# Task brief
Return every line of the records below verbatim, with no pictures in the copy.

__________________________________________________

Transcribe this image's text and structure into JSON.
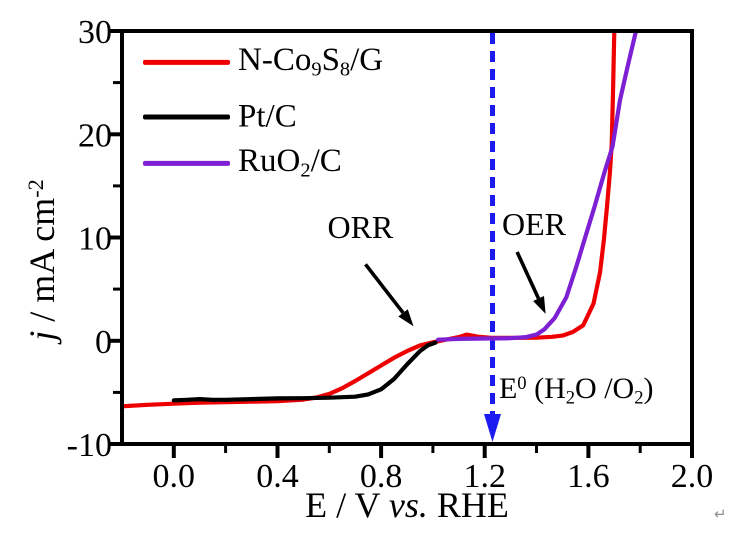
{
  "figure": {
    "background": "#ffffff",
    "axis_color": "#000000"
  },
  "artifacts": {
    "return_mark": "↵"
  },
  "chart_data": {
    "type": "line",
    "title": "",
    "xlabel": "E / V vs. RHE",
    "ylabel": "j / mA cm-2",
    "xlabel_segments": [
      {
        "t": "E / V "
      },
      {
        "t": "vs.",
        "italic": true
      },
      {
        "t": " RHE"
      }
    ],
    "ylabel_segments": [
      {
        "t": "j",
        "italic": true
      },
      {
        "t": " / mA cm"
      },
      {
        "t": "-2",
        "sup": true
      }
    ],
    "xlim": [
      -0.2,
      2.0
    ],
    "ylim": [
      -10,
      30
    ],
    "grid": false,
    "legend_position": "top-left",
    "x_major_ticks": [
      0.0,
      0.4,
      0.8,
      1.2,
      1.6,
      2.0
    ],
    "x_major_tick_labels": [
      "0.0",
      "0.4",
      "0.8",
      "1.2",
      "1.6",
      "2.0"
    ],
    "x_minor_ticks": [
      0.2,
      0.6,
      1.0,
      1.4,
      1.8
    ],
    "y_major_ticks": [
      -10,
      0,
      10,
      20,
      30
    ],
    "y_major_tick_labels": [
      "-10",
      "0",
      "10",
      "20",
      "30"
    ],
    "y_minor_ticks": [
      -5,
      5,
      15,
      25
    ],
    "series": [
      {
        "name": "N-Co9S8/G",
        "label_segments": [
          {
            "t": "N-Co"
          },
          {
            "t": "9",
            "sub": true
          },
          {
            "t": "S"
          },
          {
            "t": "8",
            "sub": true
          },
          {
            "t": "/G"
          }
        ],
        "color": "#ee0000",
        "points": [
          [
            -0.2,
            -6.35
          ],
          [
            -0.1,
            -6.2
          ],
          [
            0.0,
            -6.1
          ],
          [
            0.1,
            -6.0
          ],
          [
            0.2,
            -5.95
          ],
          [
            0.3,
            -5.9
          ],
          [
            0.4,
            -5.85
          ],
          [
            0.5,
            -5.7
          ],
          [
            0.55,
            -5.5
          ],
          [
            0.6,
            -5.15
          ],
          [
            0.65,
            -4.6
          ],
          [
            0.7,
            -3.9
          ],
          [
            0.75,
            -3.15
          ],
          [
            0.8,
            -2.4
          ],
          [
            0.85,
            -1.65
          ],
          [
            0.9,
            -1.0
          ],
          [
            0.95,
            -0.45
          ],
          [
            1.0,
            -0.15
          ],
          [
            1.05,
            0.1
          ],
          [
            1.1,
            0.35
          ],
          [
            1.13,
            0.6
          ],
          [
            1.17,
            0.4
          ],
          [
            1.22,
            0.3
          ],
          [
            1.3,
            0.28
          ],
          [
            1.4,
            0.3
          ],
          [
            1.46,
            0.38
          ],
          [
            1.5,
            0.5
          ],
          [
            1.54,
            0.85
          ],
          [
            1.58,
            1.5
          ],
          [
            1.62,
            3.6
          ],
          [
            1.645,
            6.6
          ],
          [
            1.66,
            9.8
          ],
          [
            1.672,
            13.0
          ],
          [
            1.683,
            16.3
          ],
          [
            1.69,
            19.0
          ],
          [
            1.695,
            24.0
          ],
          [
            1.7,
            30.0
          ]
        ]
      },
      {
        "name": "Pt/C",
        "label_segments": [
          {
            "t": "Pt/C"
          }
        ],
        "color": "#000000",
        "points": [
          [
            0.0,
            -5.78
          ],
          [
            0.05,
            -5.72
          ],
          [
            0.1,
            -5.65
          ],
          [
            0.15,
            -5.72
          ],
          [
            0.2,
            -5.72
          ],
          [
            0.3,
            -5.65
          ],
          [
            0.4,
            -5.58
          ],
          [
            0.5,
            -5.56
          ],
          [
            0.6,
            -5.52
          ],
          [
            0.7,
            -5.42
          ],
          [
            0.75,
            -5.2
          ],
          [
            0.8,
            -4.7
          ],
          [
            0.85,
            -3.7
          ],
          [
            0.9,
            -2.3
          ],
          [
            0.95,
            -1.0
          ],
          [
            0.98,
            -0.45
          ],
          [
            1.01,
            -0.18
          ]
        ]
      },
      {
        "name": "RuO2/C",
        "label_segments": [
          {
            "t": "RuO"
          },
          {
            "t": "2",
            "sub": true
          },
          {
            "t": "/C"
          }
        ],
        "color": "#7d1fd3",
        "points": [
          [
            1.02,
            0.1
          ],
          [
            1.1,
            0.18
          ],
          [
            1.2,
            0.22
          ],
          [
            1.3,
            0.25
          ],
          [
            1.36,
            0.35
          ],
          [
            1.4,
            0.6
          ],
          [
            1.43,
            1.1
          ],
          [
            1.47,
            2.2
          ],
          [
            1.515,
            4.2
          ],
          [
            1.554,
            7.2
          ],
          [
            1.585,
            9.8
          ],
          [
            1.624,
            13.0
          ],
          [
            1.662,
            16.3
          ],
          [
            1.693,
            18.8
          ],
          [
            1.722,
            23.3
          ],
          [
            1.752,
            26.6
          ],
          [
            1.784,
            30.0
          ]
        ]
      }
    ],
    "annotations": {
      "orr": {
        "text": "ORR",
        "text_pos": [
          0.72,
          11.0
        ],
        "arrow_from": [
          0.74,
          7.4
        ],
        "arrow_to": [
          0.925,
          1.4
        ]
      },
      "oer": {
        "text": "OER",
        "text_pos": [
          1.39,
          11.3
        ],
        "arrow_from": [
          1.325,
          8.6
        ],
        "arrow_to": [
          1.435,
          2.6
        ]
      },
      "e0": {
        "label": "E0 (H2O /O2)",
        "label_segments": [
          {
            "t": "E"
          },
          {
            "t": "0",
            "sup": true
          },
          {
            "t": " (H"
          },
          {
            "t": "2",
            "sub": true
          },
          {
            "t": "O /O"
          },
          {
            "t": "2",
            "sub": true
          },
          {
            "t": ")"
          }
        ],
        "line_x": 1.23,
        "color": "#1b1bf0",
        "label_pos": [
          1.255,
          -4.9
        ]
      }
    }
  }
}
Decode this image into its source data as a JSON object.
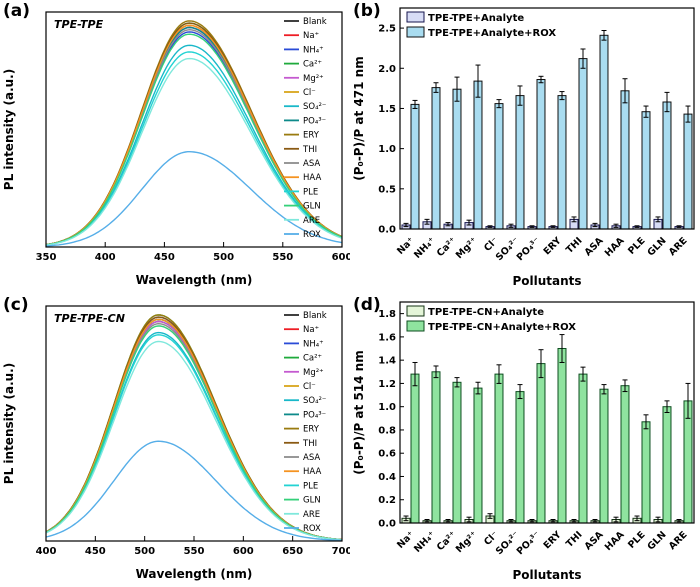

__________________________________________________

# Task output
Transcribe this image's text and structure into JSON.
{
  "figure": {
    "background": "#ffffff",
    "axis_color": "#000000"
  },
  "artifacts": {
    "return_mark": "↵"
  },
  "chart_data": {
    "type": "line",
    "title": "",
    "xlabel": "E / V vs. RHE",
    "ylabel": "j / mA cm-2",
    "xlabel_segments": [
      {
        "t": "E / V "
      },
      {
        "t": "vs.",
        "italic": true
      },
      {
        "t": " RHE"
      }
    ],
    "ylabel_segments": [
      {
        "t": "j",
        "italic": true
      },
      {
        "t": " / mA cm"
      },
      {
        "t": "-2",
        "sup": true
      }
    ],
    "xlim": [
      -0.2,
      2.0
    ],
    "ylim": [
      -10,
      30
    ],
    "grid": false,
    "legend_position": "top-left",
    "x_major_ticks": [
      0.0,
      0.4,
      0.8,
      1.2,
      1.6,
      2.0
    ],
    "x_major_tick_labels": [
      "0.0",
      "0.4",
      "0.8",
      "1.2",
      "1.6",
      "2.0"
    ],
    "x_minor_ticks": [
      0.2,
      0.6,
      1.0,
      1.4,
      1.8
    ],
    "y_major_ticks": [
      -10,
      0,
      10,
      20,
      30
    ],
    "y_major_tick_labels": [
      "-10",
      "0",
      "10",
      "20",
      "30"
    ],
    "y_minor_ticks": [
      -5,
      5,
      15,
      25
    ],
    "series": [
      {
        "name": "N-Co9S8/G",
        "label_segments": [
          {
            "t": "N-Co"
          },
          {
            "t": "9",
            "sub": true
          },
          {
            "t": "S"
          },
          {
            "t": "8",
            "sub": true
          },
          {
            "t": "/G"
          }
        ],
        "color": "#ee0000",
        "points": [
          [
            -0.2,
            -6.35
          ],
          [
            -0.1,
            -6.2
          ],
          [
            0.0,
            -6.1
          ],
          [
            0.1,
            -6.0
          ],
          [
            0.2,
            -5.95
          ],
          [
            0.3,
            -5.9
          ],
          [
            0.4,
            -5.85
          ],
          [
            0.5,
            -5.7
          ],
          [
            0.55,
            -5.5
          ],
          [
            0.6,
            -5.15
          ],
          [
            0.65,
            -4.6
          ],
          [
            0.7,
            -3.9
          ],
          [
            0.75,
            -3.15
          ],
          [
            0.8,
            -2.4
          ],
          [
            0.85,
            -1.65
          ],
          [
            0.9,
            -1.0
          ],
          [
            0.95,
            -0.45
          ],
          [
            1.0,
            -0.15
          ],
          [
            1.05,
            0.1
          ],
          [
            1.1,
            0.35
          ],
          [
            1.13,
            0.6
          ],
          [
            1.17,
            0.4
          ],
          [
            1.22,
            0.3
          ],
          [
            1.3,
            0.28
          ],
          [
            1.4,
            0.3
          ],
          [
            1.46,
            0.38
          ],
          [
            1.5,
            0.5
          ],
          [
            1.54,
            0.85
          ],
          [
            1.58,
            1.5
          ],
          [
            1.62,
            3.6
          ],
          [
            1.645,
            6.6
          ],
          [
            1.66,
            9.8
          ],
          [
            1.672,
            13.0
          ],
          [
            1.683,
            16.3
          ],
          [
            1.69,
            19.0
          ],
          [
            1.695,
            24.0
          ],
          [
            1.7,
            30.0
          ]
        ]
      },
      {
        "name": "Pt/C",
        "label_segments": [
          {
            "t": "Pt/C"
          }
        ],
        "color": "#000000",
        "points": [
          [
            0.0,
            -5.78
          ],
          [
            0.05,
            -5.72
          ],
          [
            0.1,
            -5.65
          ],
          [
            0.15,
            -5.72
          ],
          [
            0.2,
            -5.72
          ],
          [
            0.3,
            -5.65
          ],
          [
            0.4,
            -5.58
          ],
          [
            0.5,
            -5.56
          ],
          [
            0.6,
            -5.52
          ],
          [
            0.7,
            -5.42
          ],
          [
            0.75,
            -5.2
          ],
          [
            0.8,
            -4.7
          ],
          [
            0.85,
            -3.7
          ],
          [
            0.9,
            -2.3
          ],
          [
            0.95,
            -1.0
          ],
          [
            0.98,
            -0.45
          ],
          [
            1.01,
            -0.18
          ]
        ]
      },
      {
        "name": "RuO2/C",
        "label_segments": [
          {
            "t": "RuO"
          },
          {
            "t": "2",
            "sub": true
          },
          {
            "t": "/C"
          }
        ],
        "color": "#7d1fd3",
        "points": [
          [
            1.02,
            0.1
          ],
          [
            1.1,
            0.18
          ],
          [
            1.2,
            0.22
          ],
          [
            1.3,
            0.25
          ],
          [
            1.36,
            0.35
          ],
          [
            1.4,
            0.6
          ],
          [
            1.43,
            1.1
          ],
          [
            1.47,
            2.2
          ],
          [
            1.515,
            4.2
          ],
          [
            1.554,
            7.2
          ],
          [
            1.585,
            9.8
          ],
          [
            1.624,
            13.0
          ],
          [
            1.662,
            16.3
          ],
          [
            1.693,
            18.8
          ],
          [
            1.722,
            23.3
          ],
          [
            1.752,
            26.6
          ],
          [
            1.784,
            30.0
          ]
        ]
      }
    ],
    "annotations": {
      "orr": {
        "text": "ORR",
        "text_pos": [
          0.72,
          11.0
        ],
        "arrow_from": [
          0.74,
          7.4
        ],
        "arrow_to": [
          0.925,
          1.4
        ]
      },
      "oer": {
        "text": "OER",
        "text_pos": [
          1.39,
          11.3
        ],
        "arrow_from": [
          1.325,
          8.6
        ],
        "arrow_to": [
          1.435,
          2.6
        ]
      },
      "e0": {
        "label": "E0 (H2O /O2)",
        "label_segments": [
          {
            "t": "E"
          },
          {
            "t": "0",
            "sup": true
          },
          {
            "t": " (H"
          },
          {
            "t": "2",
            "sub": true
          },
          {
            "t": "O /O"
          },
          {
            "t": "2",
            "sub": true
          },
          {
            "t": ")"
          }
        ],
        "line_x": 1.23,
        "color": "#1b1bf0",
        "label_pos": [
          1.255,
          -4.9
        ]
      }
    }
  }
}
Decode this image into its source data as a JSON object.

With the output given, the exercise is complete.